-- start INPUT --
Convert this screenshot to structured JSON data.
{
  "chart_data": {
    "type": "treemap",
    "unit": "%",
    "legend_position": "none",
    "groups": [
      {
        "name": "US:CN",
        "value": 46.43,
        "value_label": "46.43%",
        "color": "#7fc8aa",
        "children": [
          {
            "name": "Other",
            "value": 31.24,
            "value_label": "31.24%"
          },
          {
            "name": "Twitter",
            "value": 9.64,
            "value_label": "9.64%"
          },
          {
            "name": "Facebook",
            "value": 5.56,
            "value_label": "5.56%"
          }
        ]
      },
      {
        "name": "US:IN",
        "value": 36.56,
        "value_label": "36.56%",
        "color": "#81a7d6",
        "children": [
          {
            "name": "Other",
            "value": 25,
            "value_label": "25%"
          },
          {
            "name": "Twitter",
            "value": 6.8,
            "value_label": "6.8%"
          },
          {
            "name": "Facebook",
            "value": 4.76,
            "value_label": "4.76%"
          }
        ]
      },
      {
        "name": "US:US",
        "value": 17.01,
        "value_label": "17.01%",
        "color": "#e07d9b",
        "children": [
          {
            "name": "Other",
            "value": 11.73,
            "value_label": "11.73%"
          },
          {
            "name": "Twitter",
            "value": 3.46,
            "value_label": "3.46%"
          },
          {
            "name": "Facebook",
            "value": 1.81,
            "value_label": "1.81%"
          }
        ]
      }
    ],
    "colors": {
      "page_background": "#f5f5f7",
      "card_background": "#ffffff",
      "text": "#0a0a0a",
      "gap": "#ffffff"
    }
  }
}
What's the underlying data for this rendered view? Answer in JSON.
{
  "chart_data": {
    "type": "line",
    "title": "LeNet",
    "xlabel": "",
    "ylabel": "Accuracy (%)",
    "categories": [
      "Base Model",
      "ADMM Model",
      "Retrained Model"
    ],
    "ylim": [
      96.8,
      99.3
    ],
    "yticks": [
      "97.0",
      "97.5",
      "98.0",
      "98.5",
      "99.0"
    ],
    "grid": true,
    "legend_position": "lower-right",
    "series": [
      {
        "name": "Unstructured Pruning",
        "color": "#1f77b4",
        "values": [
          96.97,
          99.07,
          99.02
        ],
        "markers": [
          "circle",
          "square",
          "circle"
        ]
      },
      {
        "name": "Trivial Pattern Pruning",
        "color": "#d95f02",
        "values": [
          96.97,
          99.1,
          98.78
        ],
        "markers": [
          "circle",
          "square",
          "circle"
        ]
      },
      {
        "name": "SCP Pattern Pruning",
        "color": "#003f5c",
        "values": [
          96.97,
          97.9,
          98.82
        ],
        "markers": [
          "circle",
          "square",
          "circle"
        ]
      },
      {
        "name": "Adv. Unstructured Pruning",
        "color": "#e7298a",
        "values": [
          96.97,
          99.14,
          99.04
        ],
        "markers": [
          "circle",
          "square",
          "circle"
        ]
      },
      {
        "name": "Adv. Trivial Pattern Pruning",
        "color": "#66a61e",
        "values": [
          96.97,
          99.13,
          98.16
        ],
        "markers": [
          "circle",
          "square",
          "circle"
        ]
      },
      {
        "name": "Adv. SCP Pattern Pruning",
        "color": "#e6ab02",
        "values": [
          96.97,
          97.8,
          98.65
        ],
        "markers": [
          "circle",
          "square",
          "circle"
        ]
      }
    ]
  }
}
-- end INPUT --
*AIM OF THE EXERCISE:*
Write down all the entries again without a single difference.

*WORKED SOLUTION:*
Convert this screenshot to structured JSON data.
{
  "chart_data": {
    "type": "treemap",
    "unit": "%",
    "legend_position": "none",
    "groups": [
      {
        "name": "US:CN",
        "value": 46.43,
        "value_label": "46.43%",
        "color": "#7fc8aa",
        "children": [
          {
            "name": "Other",
            "value": 31.24,
            "value_label": "31.24%"
          },
          {
            "name": "Twitter",
            "value": 9.64,
            "value_label": "9.64%"
          },
          {
            "name": "Facebook",
            "value": 5.56,
            "value_label": "5.56%"
          }
        ]
      },
      {
        "name": "US:IN",
        "value": 36.56,
        "value_label": "36.56%",
        "color": "#81a7d6",
        "children": [
          {
            "name": "Other",
            "value": 25,
            "value_label": "25%"
          },
          {
            "name": "Twitter",
            "value": 6.8,
            "value_label": "6.8%"
          },
          {
            "name": "Facebook",
            "value": 4.76,
            "value_label": "4.76%"
          }
        ]
      },
      {
        "name": "US:US",
        "value": 17.01,
        "value_label": "17.01%",
        "color": "#e07d9b",
        "children": [
          {
            "name": "Other",
            "value": 11.73,
            "value_label": "11.73%"
          },
          {
            "name": "Twitter",
            "value": 3.46,
            "value_label": "3.46%"
          },
          {
            "name": "Facebook",
            "value": 1.81,
            "value_label": "1.81%"
          }
        ]
      }
    ],
    "colors": {
      "page_background": "#f5f5f7",
      "card_background": "#ffffff",
      "text": "#0a0a0a",
      "gap": "#ffffff"
    }
  }
}
What's the underlying data for this rendered view? Answer in JSON.
{
  "chart_data": {
    "type": "line",
    "title": "LeNet",
    "xlabel": "",
    "ylabel": "Accuracy (%)",
    "categories": [
      "Base Model",
      "ADMM Model",
      "Retrained Model"
    ],
    "ylim": [
      96.8,
      99.3
    ],
    "yticks": [
      "97.0",
      "97.5",
      "98.0",
      "98.5",
      "99.0"
    ],
    "grid": true,
    "legend_position": "lower-right",
    "series": [
      {
        "name": "Unstructured Pruning",
        "color": "#1f77b4",
        "values": [
          96.97,
          99.07,
          99.02
        ],
        "markers": [
          "circle",
          "square",
          "circle"
        ]
      },
      {
        "name": "Trivial Pattern Pruning",
        "color": "#d95f02",
        "values": [
          96.97,
          99.1,
          98.78
        ],
        "markers": [
          "circle",
          "square",
          "circle"
        ]
      },
      {
        "name": "SCP Pattern Pruning",
        "color": "#003f5c",
        "values": [
          96.97,
          97.9,
          98.82
        ],
        "markers": [
          "circle",
          "square",
          "circle"
        ]
      },
      {
        "name": "Adv. Unstructured Pruning",
        "color": "#e7298a",
        "values": [
          96.97,
          99.14,
          99.04
        ],
        "markers": [
          "circle",
          "square",
          "circle"
        ]
      },
      {
        "name": "Adv. Trivial Pattern Pruning",
        "color": "#66a61e",
        "values": [
          96.97,
          99.13,
          98.16
        ],
        "markers": [
          "circle",
          "square",
          "circle"
        ]
      },
      {
        "name": "Adv. SCP Pattern Pruning",
        "color": "#e6ab02",
        "values": [
          96.97,
          97.8,
          98.65
        ],
        "markers": [
          "circle",
          "square",
          "circle"
        ]
      }
    ]
  }
}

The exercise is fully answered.